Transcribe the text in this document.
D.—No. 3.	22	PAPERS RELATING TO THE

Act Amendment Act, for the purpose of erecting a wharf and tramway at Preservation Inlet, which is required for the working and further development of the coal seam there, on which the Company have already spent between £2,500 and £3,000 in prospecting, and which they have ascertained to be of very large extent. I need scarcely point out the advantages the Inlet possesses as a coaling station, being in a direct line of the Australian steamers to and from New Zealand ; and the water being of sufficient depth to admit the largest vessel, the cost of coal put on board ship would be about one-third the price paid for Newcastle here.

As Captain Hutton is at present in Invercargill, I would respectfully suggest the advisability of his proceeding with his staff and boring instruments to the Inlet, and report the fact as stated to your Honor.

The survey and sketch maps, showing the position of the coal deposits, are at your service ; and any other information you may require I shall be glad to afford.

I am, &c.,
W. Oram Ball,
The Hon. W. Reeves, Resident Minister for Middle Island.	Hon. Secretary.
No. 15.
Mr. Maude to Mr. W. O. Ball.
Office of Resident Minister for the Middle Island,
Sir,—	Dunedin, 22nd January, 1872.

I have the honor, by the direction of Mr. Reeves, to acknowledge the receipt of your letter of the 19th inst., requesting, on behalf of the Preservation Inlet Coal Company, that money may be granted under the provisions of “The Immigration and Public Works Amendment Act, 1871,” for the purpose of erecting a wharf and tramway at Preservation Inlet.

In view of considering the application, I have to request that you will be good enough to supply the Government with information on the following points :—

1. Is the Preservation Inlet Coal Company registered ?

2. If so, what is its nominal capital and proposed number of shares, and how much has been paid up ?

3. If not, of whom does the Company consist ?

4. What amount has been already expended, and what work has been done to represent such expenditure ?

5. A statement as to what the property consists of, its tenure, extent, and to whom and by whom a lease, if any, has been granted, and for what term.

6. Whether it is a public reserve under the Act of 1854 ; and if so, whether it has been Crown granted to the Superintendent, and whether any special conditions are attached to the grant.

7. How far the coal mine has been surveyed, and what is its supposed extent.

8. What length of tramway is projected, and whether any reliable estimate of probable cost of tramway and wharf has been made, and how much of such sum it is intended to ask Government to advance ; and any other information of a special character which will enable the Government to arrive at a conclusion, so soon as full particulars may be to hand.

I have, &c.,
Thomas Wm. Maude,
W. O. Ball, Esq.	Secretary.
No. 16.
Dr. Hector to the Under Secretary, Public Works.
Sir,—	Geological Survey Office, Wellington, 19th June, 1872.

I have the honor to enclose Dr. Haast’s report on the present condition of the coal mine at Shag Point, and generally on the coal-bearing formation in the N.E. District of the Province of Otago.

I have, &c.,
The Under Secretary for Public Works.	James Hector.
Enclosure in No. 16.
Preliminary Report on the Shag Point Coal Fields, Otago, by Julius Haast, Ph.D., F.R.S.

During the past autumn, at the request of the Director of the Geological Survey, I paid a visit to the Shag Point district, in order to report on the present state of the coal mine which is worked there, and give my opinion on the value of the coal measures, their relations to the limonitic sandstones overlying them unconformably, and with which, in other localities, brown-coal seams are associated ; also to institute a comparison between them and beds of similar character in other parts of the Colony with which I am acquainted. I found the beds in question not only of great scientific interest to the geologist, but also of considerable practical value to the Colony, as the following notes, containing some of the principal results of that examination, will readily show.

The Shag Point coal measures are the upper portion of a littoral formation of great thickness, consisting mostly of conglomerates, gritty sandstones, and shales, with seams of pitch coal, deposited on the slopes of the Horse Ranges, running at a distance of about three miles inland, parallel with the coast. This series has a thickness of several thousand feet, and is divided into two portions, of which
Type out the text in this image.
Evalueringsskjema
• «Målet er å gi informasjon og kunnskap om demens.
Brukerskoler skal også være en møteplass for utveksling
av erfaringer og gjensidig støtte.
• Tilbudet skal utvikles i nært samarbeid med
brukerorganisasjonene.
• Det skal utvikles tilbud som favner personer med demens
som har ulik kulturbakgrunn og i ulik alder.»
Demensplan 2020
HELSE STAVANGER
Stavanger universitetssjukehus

+ + +

» Set task: Report back each line of the entries that holds the string "Company".

» Answer below:
Act Amendment Act, for the purpose of erecting a wharf and tramway at Preservation Inlet, which is required for the working and further development of the coal seam there, on which the Company have already spent between £2,500 and £3,000 in prospecting, and which they have ascertained to be of very large extent. I need scarcely point out the advantages the Inlet possesses as a coaling station, being in a direct line of the Australian steamers to and from New Zealand ; and the water being of sufficient depth to admit the largest vessel, the cost of coal put on board ship would be about one-third the price paid for Newcastle here.
I have the honor, by the direction of Mr. Reeves, to acknowledge the receipt of your letter of the 19th inst., requesting, on behalf of the Preservation Inlet Coal Company, that money may be granted under the provisions of “The Immigration and Public Works Amendment Act, 1871,” for the purpose of erecting a wharf and tramway at Preservation Inlet.
1. Is the Preservation Inlet Coal Company registered ?
3. If not, of whom does the Company consist ?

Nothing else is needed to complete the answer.